[Element and coordinate records]
◆ ◆ ◆ ◆

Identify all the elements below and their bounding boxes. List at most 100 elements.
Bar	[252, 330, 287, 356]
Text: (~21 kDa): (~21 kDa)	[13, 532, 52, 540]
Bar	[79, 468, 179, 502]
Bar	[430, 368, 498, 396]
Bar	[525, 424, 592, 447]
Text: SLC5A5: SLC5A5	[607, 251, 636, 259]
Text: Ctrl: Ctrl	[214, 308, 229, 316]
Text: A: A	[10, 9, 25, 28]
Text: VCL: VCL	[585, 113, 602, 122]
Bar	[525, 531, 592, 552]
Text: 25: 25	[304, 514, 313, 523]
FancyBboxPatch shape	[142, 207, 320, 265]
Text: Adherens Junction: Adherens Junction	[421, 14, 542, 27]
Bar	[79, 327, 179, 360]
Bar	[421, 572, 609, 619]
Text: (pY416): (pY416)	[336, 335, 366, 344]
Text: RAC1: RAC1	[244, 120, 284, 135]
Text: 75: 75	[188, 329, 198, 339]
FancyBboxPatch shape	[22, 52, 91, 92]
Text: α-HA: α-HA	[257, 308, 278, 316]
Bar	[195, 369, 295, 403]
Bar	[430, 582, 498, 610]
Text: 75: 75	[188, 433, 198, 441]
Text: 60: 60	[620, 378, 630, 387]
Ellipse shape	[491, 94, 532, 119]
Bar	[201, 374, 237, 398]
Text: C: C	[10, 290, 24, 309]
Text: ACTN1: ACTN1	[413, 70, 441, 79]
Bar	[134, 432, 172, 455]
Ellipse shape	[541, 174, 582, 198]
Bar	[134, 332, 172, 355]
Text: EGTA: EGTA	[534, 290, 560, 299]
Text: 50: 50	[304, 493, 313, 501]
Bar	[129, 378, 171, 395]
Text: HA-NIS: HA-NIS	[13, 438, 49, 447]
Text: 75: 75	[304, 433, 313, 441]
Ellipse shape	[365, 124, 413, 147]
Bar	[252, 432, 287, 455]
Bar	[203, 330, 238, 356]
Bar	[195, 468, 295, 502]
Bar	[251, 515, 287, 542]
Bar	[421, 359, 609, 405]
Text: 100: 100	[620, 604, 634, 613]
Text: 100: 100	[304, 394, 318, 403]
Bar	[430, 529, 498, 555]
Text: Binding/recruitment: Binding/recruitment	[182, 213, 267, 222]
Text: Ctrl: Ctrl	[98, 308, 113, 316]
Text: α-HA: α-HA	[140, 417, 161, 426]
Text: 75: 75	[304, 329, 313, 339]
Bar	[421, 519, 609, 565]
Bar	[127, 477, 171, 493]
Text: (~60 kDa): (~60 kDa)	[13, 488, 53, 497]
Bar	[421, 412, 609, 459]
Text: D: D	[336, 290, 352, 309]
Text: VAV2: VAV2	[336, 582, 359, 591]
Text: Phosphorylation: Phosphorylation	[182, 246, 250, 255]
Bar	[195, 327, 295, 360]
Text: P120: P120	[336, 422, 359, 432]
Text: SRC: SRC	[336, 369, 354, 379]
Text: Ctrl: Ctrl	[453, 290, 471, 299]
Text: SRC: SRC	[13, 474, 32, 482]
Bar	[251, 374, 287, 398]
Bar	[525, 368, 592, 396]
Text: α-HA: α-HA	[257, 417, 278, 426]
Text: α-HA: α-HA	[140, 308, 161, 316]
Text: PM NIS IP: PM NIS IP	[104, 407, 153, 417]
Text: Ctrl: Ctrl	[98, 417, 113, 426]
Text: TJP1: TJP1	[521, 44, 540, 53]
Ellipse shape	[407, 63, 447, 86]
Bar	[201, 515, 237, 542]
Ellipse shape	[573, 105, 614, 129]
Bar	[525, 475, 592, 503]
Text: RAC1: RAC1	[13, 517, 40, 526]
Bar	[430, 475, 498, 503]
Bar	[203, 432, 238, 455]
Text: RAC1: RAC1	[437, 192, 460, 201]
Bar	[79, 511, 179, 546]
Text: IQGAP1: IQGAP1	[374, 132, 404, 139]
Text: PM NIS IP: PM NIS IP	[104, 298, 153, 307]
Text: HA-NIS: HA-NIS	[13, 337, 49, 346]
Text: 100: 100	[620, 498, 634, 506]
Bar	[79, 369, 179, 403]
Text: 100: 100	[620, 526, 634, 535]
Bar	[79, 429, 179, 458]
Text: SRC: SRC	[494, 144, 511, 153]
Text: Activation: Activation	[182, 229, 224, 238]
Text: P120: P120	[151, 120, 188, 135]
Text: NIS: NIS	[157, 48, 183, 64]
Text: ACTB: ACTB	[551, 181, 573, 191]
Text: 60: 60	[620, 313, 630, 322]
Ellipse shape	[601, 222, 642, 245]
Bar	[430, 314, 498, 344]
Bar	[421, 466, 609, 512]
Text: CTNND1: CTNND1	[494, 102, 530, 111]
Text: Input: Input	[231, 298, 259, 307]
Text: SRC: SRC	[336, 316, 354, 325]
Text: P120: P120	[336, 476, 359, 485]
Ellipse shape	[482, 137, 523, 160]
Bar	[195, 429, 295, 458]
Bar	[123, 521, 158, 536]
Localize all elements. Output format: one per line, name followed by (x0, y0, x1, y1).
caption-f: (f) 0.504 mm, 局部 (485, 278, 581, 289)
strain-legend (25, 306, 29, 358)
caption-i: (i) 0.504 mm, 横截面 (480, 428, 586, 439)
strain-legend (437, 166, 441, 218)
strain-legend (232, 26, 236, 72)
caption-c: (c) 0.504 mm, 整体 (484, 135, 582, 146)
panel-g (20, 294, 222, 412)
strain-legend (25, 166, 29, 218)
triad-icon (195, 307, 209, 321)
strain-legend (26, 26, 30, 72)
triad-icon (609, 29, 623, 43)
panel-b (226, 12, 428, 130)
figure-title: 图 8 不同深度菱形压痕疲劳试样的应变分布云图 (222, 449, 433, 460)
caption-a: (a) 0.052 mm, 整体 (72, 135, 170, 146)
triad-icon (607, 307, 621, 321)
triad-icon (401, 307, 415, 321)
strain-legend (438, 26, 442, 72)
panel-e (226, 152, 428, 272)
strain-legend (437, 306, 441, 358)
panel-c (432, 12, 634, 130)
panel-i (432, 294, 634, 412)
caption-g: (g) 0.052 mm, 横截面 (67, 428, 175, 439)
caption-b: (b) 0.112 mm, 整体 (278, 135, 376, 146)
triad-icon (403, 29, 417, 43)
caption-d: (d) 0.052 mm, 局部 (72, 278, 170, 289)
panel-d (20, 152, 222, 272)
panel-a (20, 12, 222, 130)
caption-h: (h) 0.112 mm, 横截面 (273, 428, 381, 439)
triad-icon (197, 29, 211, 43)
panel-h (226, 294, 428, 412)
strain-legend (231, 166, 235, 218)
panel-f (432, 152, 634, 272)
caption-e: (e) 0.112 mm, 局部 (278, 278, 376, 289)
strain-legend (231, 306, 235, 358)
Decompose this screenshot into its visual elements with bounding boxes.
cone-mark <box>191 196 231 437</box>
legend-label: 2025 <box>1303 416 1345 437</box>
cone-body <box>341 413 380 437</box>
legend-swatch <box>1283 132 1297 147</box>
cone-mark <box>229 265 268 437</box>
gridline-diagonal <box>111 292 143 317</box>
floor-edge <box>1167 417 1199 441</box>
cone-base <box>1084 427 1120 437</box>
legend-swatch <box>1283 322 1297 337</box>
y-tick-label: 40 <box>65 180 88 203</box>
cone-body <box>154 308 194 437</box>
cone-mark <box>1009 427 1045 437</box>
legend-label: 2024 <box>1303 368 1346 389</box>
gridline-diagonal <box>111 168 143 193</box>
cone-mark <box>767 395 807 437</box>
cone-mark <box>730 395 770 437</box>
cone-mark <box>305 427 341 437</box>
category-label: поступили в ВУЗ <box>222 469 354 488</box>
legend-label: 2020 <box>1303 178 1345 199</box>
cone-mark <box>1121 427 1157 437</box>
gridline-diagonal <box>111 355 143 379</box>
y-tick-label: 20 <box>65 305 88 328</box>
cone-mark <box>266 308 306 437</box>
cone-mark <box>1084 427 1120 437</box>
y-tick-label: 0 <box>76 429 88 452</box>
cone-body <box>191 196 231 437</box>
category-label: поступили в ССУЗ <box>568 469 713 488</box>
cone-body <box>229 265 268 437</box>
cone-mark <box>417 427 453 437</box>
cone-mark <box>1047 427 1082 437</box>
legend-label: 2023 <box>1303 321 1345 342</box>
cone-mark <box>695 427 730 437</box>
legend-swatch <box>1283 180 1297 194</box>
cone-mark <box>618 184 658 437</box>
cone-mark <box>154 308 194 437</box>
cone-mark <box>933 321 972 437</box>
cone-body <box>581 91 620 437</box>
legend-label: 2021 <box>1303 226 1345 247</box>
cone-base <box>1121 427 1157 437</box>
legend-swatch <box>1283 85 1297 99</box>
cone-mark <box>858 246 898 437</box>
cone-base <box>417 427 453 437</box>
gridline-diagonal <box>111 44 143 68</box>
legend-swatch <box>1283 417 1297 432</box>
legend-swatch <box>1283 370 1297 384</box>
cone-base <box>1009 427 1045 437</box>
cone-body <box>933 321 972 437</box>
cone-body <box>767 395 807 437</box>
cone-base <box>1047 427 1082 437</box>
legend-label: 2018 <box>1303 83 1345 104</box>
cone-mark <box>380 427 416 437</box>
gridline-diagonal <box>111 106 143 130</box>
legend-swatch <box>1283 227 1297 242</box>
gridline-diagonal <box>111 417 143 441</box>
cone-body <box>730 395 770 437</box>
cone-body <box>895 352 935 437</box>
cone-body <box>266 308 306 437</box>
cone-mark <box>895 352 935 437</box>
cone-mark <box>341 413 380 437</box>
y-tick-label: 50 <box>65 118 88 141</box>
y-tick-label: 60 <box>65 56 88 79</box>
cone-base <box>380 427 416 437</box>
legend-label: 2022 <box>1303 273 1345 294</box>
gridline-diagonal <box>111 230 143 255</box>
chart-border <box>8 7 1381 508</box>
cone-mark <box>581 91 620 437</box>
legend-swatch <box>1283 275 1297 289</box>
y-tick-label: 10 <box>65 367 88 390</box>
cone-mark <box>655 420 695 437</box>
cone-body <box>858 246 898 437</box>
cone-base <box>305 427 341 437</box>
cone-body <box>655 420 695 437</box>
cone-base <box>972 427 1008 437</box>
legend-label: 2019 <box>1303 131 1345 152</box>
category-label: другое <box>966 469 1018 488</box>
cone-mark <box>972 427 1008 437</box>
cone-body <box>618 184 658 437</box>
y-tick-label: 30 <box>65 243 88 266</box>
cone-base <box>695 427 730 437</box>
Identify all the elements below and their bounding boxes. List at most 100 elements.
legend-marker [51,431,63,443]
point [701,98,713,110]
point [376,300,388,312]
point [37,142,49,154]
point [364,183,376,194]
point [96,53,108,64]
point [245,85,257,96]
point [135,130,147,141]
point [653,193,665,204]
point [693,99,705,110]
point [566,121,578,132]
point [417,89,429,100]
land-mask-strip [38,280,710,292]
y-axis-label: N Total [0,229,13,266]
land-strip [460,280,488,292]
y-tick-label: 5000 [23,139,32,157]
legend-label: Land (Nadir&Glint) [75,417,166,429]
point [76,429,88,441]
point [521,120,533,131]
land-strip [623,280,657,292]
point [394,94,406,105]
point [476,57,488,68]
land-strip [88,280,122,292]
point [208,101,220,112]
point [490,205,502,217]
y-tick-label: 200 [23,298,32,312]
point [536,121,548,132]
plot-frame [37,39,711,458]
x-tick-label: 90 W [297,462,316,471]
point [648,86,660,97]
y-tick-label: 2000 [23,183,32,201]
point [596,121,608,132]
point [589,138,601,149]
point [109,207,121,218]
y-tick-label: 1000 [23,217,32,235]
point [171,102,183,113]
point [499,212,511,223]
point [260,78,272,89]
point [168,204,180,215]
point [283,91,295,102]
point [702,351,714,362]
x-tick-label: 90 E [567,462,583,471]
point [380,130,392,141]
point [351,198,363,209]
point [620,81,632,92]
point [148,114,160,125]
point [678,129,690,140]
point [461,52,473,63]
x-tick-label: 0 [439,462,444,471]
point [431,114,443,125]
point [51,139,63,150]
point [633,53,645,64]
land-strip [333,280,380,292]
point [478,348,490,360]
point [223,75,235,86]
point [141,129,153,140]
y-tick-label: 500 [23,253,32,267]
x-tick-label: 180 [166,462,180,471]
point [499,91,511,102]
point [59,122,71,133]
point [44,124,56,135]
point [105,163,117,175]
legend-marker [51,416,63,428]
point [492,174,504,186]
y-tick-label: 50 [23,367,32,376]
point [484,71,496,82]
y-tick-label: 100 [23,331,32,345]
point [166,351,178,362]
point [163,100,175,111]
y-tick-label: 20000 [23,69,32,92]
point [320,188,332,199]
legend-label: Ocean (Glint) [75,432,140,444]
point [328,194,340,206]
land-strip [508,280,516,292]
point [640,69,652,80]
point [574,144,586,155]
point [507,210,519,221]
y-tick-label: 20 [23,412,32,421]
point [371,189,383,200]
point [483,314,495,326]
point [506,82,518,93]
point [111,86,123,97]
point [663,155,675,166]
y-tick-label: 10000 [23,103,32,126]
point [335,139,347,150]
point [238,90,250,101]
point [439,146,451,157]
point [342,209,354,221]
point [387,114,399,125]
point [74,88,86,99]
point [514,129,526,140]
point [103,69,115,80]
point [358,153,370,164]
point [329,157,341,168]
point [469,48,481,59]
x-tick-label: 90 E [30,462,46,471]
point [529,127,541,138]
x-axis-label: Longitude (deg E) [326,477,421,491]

◆ ◆ ◆ ◆

• **AIM OF THE TASK**
Could you arrange the stretch of items from the very first line through the line containing "515, 287, 542]" as a JSON list of strings, one string per line, with blank lines left out?

• **COMPLETED EXERCISE**
[
  "Identify all the elements below and their bounding boxes. List at most 100 elements.",
  "Bar\t[252, 330, 287, 356]",
  "Text: (~21 kDa): (~21 kDa)\t[13, 532, 52, 540]",
  "Bar\t[79, 468, 179, 502]",
  "Bar\t[430, 368, 498, 396]",
  "Bar\t[525, 424, 592, 447]",
  "Text: SLC5A5: SLC5A5\t[607, 251, 636, 259]",
  "Text: Ctrl: Ctrl\t[214, 308, 229, 316]",
  "Text: A: A\t[10, 9, 25, 28]",
  "Text: VCL: VCL\t[585, 113, 602, 122]",
  "Bar\t[525, 531, 592, 552]",
  "Text: 25: 25\t[304, 514, 313, 523]",
  "FancyBboxPatch shape\t[142, 207, 320, 265]",
  "Text: Adherens Junction: Adherens Junction\t[421, 14, 542, 27]",
  "Bar\t[79, 327, 179, 360]",
  "Bar\t[421, 572, 609, 619]",
  "Text: (pY416): (pY416)\t[336, 335, 366, 344]",
  "Text: RAC1: RAC1\t[244, 120, 284, 135]",
  "Text: 75: 75\t[188, 329, 198, 339]",
  "FancyBboxPatch shape\t[22, 52, 91, 92]",
  "Text: α-HA: α-HA\t[257, 308, 278, 316]",
  "Bar\t[195, 369, 295, 403]",
  "Bar\t[430, 582, 498, 610]",
  "Text: 75: 75\t[188, 433, 198, 441]",
  "Text: 60: 60\t[620, 378, 630, 387]",
  "Ellipse shape\t[491, 94, 532, 119]",
  "Bar\t[201, 374, 237, 398]",
  "Text: C: C\t[10, 290, 24, 309]",
  "Text: ACTN1: ACTN1\t[413, 70, 441, 79]",
  "Bar\t[134, 432, 172, 455]",
  "Ellipse shape\t[541, 174, 582, 198]",
  "Bar\t[134, 332, 172, 355]",
  "Text: EGTA: EGTA\t[534, 290, 560, 299]",
  "Text: 50: 50\t[304, 493, 313, 501]",
  "Bar\t[129, 378, 171, 395]",
  "Text: HA-NIS: HA-NIS\t[13, 438, 49, 447]",
  "Text: 75: 75\t[304, 433, 313, 441]",
  "Ellipse shape\t[365, 124, 413, 147]",
  "Bar\t[252, 432, 287, 455]",
  "Bar\t[203, 330, 238, 356]",
  "Bar\t[195, 468, 295, 502]",
  "Bar\t[251, 515, 287, 542]"
]